WHAT YOU NEED TO DO: Extract all data as written.

RECORD SET:

▼▼▼

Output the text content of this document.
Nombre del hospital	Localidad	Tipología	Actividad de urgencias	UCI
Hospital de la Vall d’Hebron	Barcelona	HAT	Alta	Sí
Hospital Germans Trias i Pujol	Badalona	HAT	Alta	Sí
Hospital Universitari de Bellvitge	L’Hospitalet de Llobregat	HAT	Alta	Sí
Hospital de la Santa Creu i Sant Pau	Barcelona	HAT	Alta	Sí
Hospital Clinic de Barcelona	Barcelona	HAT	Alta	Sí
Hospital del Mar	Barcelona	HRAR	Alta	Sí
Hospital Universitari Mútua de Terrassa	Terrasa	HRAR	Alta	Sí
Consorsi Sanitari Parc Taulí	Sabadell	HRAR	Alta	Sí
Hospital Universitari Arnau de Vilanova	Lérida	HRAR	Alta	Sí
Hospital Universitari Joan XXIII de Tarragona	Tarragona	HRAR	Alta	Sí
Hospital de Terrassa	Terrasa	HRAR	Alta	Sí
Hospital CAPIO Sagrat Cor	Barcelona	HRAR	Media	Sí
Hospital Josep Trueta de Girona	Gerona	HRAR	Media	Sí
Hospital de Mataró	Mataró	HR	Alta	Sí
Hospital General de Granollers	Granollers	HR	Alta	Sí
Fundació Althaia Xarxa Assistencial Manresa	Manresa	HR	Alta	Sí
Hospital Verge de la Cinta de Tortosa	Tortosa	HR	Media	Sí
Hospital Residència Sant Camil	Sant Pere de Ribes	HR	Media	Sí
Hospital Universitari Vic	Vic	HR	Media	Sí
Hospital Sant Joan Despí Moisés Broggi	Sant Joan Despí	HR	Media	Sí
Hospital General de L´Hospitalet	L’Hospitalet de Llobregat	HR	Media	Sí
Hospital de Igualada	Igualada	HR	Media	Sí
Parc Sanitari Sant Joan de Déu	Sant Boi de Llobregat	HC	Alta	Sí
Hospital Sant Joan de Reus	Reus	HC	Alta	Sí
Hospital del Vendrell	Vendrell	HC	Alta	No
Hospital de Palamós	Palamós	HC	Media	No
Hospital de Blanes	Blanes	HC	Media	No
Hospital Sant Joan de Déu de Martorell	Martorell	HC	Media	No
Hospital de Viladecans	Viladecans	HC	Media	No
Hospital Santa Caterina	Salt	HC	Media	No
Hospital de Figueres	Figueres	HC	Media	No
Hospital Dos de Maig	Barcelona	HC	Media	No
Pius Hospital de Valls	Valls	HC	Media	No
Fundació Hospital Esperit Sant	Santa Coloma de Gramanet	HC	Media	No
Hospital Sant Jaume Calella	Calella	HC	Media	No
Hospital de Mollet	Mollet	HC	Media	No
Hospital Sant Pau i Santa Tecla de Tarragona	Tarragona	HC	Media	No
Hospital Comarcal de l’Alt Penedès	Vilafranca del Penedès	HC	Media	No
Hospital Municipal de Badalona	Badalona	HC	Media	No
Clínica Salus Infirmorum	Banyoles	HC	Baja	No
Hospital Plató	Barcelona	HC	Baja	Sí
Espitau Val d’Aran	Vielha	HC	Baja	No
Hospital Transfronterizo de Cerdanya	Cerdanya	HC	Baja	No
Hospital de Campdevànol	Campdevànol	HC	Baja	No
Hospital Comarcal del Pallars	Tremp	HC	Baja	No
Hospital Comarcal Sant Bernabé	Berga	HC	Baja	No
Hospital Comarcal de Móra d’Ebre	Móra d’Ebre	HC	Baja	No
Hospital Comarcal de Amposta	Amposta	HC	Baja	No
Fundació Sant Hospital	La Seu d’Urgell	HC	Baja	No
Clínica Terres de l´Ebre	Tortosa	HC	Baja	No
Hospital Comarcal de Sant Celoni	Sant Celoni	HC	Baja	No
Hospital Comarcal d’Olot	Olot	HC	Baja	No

▲▲▲

PROBLEM SOLUTION:
Output the text content of this document.
Nombre del hospital	Localidad	Tipología	Actividad de urgencias	UCI
Hospital de la Vall d’Hebron	Barcelona	HAT	Alta	Sí
Hospital Germans Trias i Pujol	Badalona	HAT	Alta	Sí
Hospital Universitari de Bellvitge	L’Hospitalet de Llobregat	HAT	Alta	Sí
Hospital de la Santa Creu i Sant Pau	Barcelona	HAT	Alta	Sí
Hospital Clinic de Barcelona	Barcelona	HAT	Alta	Sí
Hospital del Mar	Barcelona	HRAR	Alta	Sí
Hospital Universitari Mútua de Terrassa	Terrasa	HRAR	Alta	Sí
Consorsi Sanitari Parc Taulí	Sabadell	HRAR	Alta	Sí
Hospital Universitari Arnau de Vilanova	Lérida	HRAR	Alta	Sí
Hospital Universitari Joan XXIII de Tarragona	Tarragona	HRAR	Alta	Sí
Hospital de Terrassa	Terrasa	HRAR	Alta	Sí
Hospital CAPIO Sagrat Cor	Barcelona	HRAR	Media	Sí
Hospital Josep Trueta de Girona	Gerona	HRAR	Media	Sí
Hospital de Mataró	Mataró	HR	Alta	Sí
Hospital General de Granollers	Granollers	HR	Alta	Sí
Fundació Althaia Xarxa Assistencial Manresa	Manresa	HR	Alta	Sí
Hospital Verge de la Cinta de Tortosa	Tortosa	HR	Media	Sí
Hospital Residència Sant Camil	Sant Pere de Ribes	HR	Media	Sí
Hospital Universitari Vic	Vic	HR	Media	Sí
Hospital Sant Joan Despí Moisés Broggi	Sant Joan Despí	HR	Media	Sí
Hospital General de L´Hospitalet	L’Hospitalet de Llobregat	HR	Media	Sí
Hospital de Igualada	Igualada	HR	Media	Sí
Parc Sanitari Sant Joan de Déu	Sant Boi de Llobregat	HC	Alta	Sí
Hospital Sant Joan de Reus	Reus	HC	Alta	Sí
Hospital del Vendrell	Vendrell	HC	Alta	No
Hospital de Palamós	Palamós	HC	Media	No
Hospital de Blanes	Blanes	HC	Media	No
Hospital Sant Joan de Déu de Martorell	Martorell	HC	Media	No
Hospital de Viladecans	Viladecans	HC	Media	No
Hospital Santa Caterina	Salt	HC	Media	No
Hospital de Figueres	Figueres	HC	Media	No
Hospital Dos de Maig	Barcelona	HC	Media	No
Pius Hospital de Valls	Valls	HC	Media	No
Fundació Hospital Esperit Sant	Santa Coloma de Gramanet	HC	Media	No
Hospital Sant Jaume Calella	Calella	HC	Media	No
Hospital de Mollet	Mollet	HC	Media	No
Hospital Sant Pau i Santa Tecla de Tarragona	Tarragona	HC	Media	No
Hospital Comarcal de l’Alt Penedès	Vilafranca del Penedès	HC	Media	No
Hospital Municipal de Badalona	Badalona	HC	Media	No
Clínica Salus Infirmorum	Banyoles	HC	Baja	No
Hospital Plató	Barcelona	HC	Baja	Sí
Espitau Val d’Aran	Vielha	HC	Baja	No
Hospital Transfronterizo de Cerdanya	Cerdanya	HC	Baja	No
Hospital de Campdevànol	Campdevànol	HC	Baja	No
Hospital Comarcal del Pallars	Tremp	HC	Baja	No
Hospital Comarcal Sant Bernabé	Berga	HC	Baja	No
Hospital Comarcal de Móra d’Ebre	Móra d’Ebre	HC	Baja	No
Hospital Comarcal de Amposta	Amposta	HC	Baja	No
Fundació Sant Hospital	La Seu d’Urgell	HC	Baja	No
Clínica Terres de l´Ebre	Tortosa	HC	Baja	No
Hospital Comarcal de Sant Celoni	Sant Celoni	HC	Baja	No
Hospital Comarcal d’Olot	Olot	HC	Baja	No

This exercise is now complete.